**TASK PROMPT:** Select, from the data, each line where "дейінгі" occurs.

● ● ● ●

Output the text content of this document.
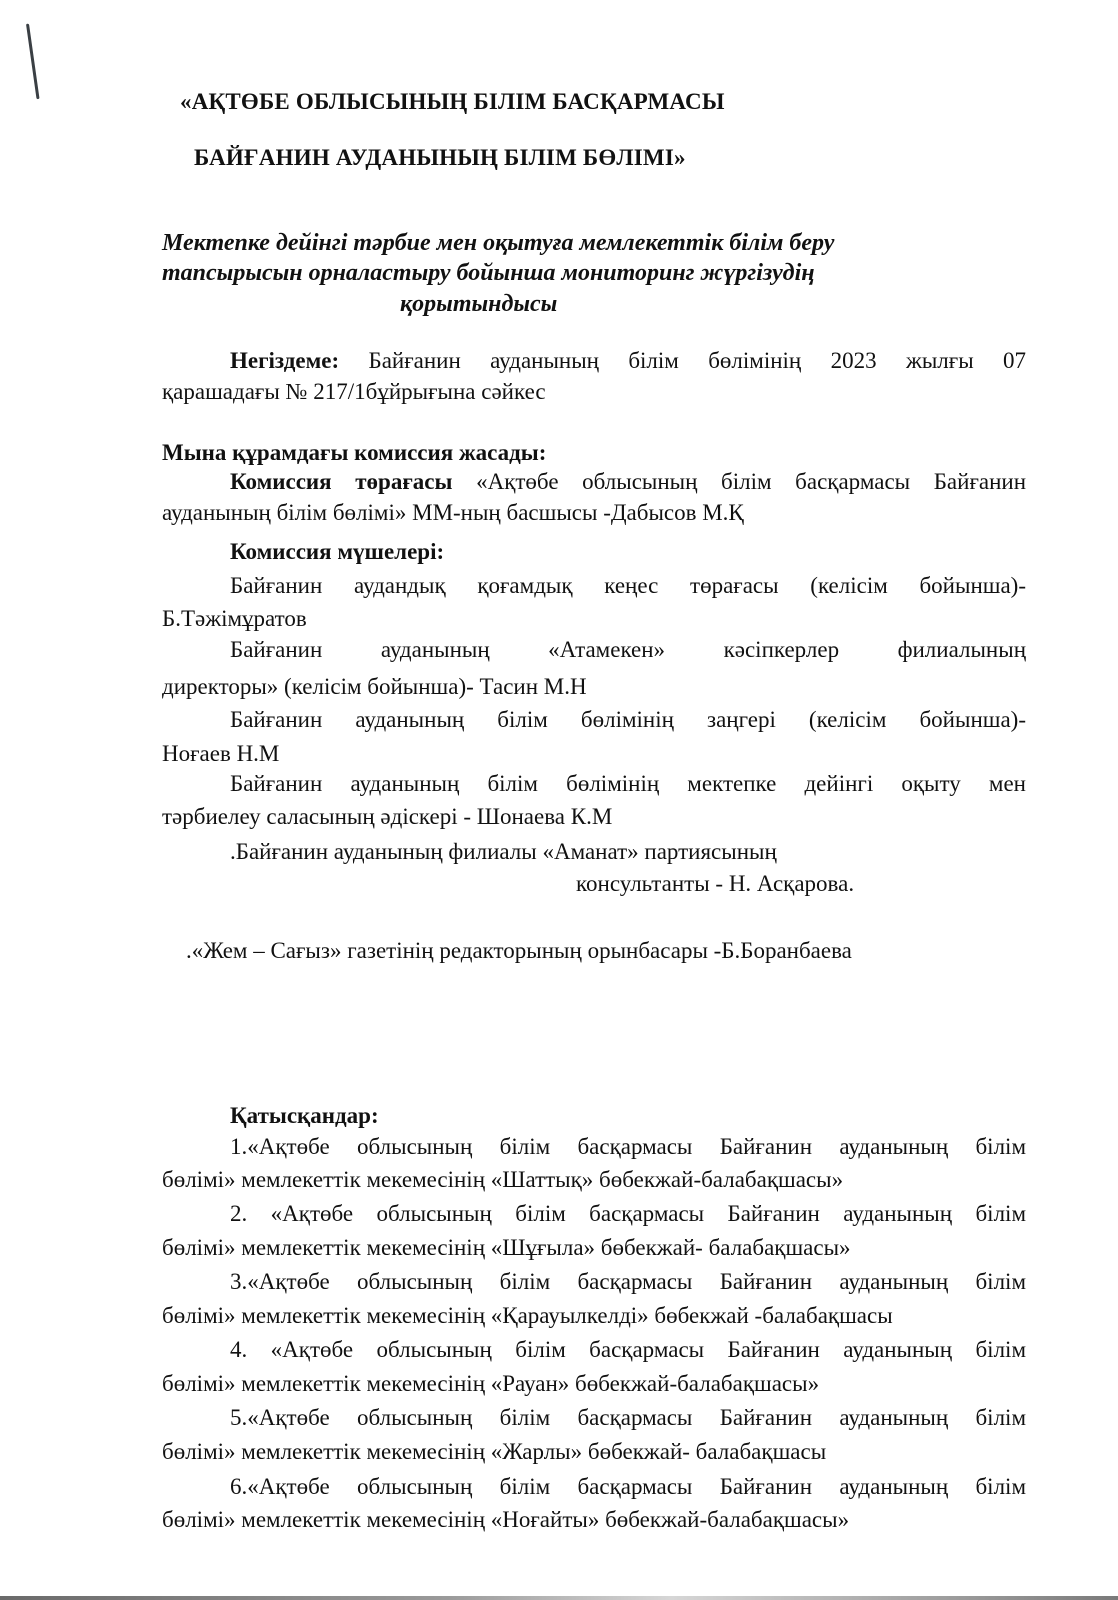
«АҚТӨБЕ ОБЛЫСЫНЫҢ БІЛІМ БАСҚАРМАСЫ
БАЙҒАНИН АУДАНЫНЫҢ БІЛІМ БӨЛІМІ»
Мектепке дейінгі тәрбие мен оқытуға мемлекеттік білім беру
тапсырысын орналастыру бойынша мониторинг жүргізудің
қорытындысы
Негіздеме: Байғанин ауданының білім бөлімінің 2023 жылғы 07
қарашадағы № 217/1бұйрығына сәйкес
Мына құрамдағы комиссия жасады:
Комиссия төрағасы «Ақтөбе облысының білім басқармасы Байғанин
ауданының білім бөлімі» ММ-ның басшысы -Дабысов М.Қ
Комиссия мүшелері:
Байғанин аудандық қоғамдық кеңес төрағасы (келісім бойынша)-
Б.Тәжімұратов
Байғанин ауданының «Атамекен» кәсіпкерлер филиалының
директоры» (келісім бойынша)- Тасин М.Н
Байғанин ауданының білім бөлімінің заңгері (келісім бойынша)-
Ноғаев Н.М
Байғанин ауданының білім бөлімінің мектепке дейінгі оқыту мен
тәрбиелеу саласының әдіскері - Шонаева К.М
.Байғанин ауданының филиалы «Аманат» партиясының
консультанты - Н. Асқарова.
.«Жем – Сағыз» газетінің редакторының орынбасары -Б.Боранбаева
Қатысқандар:
1.«Ақтөбе облысының білім басқармасы Байғанин ауданының білім
бөлімі» мемлекеттік мекемесінің «Шаттық» бөбекжай-балабақшасы»
2. «Ақтөбе облысының білім басқармасы Байғанин ауданының білім
бөлімі» мемлекеттік мекемесінің «Шұғыла» бөбекжай- балабақшасы»
3.«Ақтөбе облысының білім басқармасы Байғанин ауданының білім
бөлімі» мемлекеттік мекемесінің «Қарауылкелді» бөбекжай -балабақшасы
4. «Ақтөбе облысының білім басқармасы Байғанин ауданының білім
бөлімі» мемлекеттік мекемесінің «Рауан» бөбекжай-балабақшасы»
5.«Ақтөбе облысының білім басқармасы Байғанин ауданының білім
бөлімі» мемлекеттік мекемесінің «Жарлы» бөбекжай- балабақшасы
6.«Ақтөбе облысының білім басқармасы Байғанин ауданының білім
бөлімі» мемлекеттік мекемесінің «Ноғайты» бөбекжай-балабақшасы»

● ● ● ●

**IN RESPONSE:**
Мектепке дейінгі тәрбие мен оқытуға мемлекеттік білім беру
Байғанин ауданының білім бөлімінің мектепке дейінгі оқыту мен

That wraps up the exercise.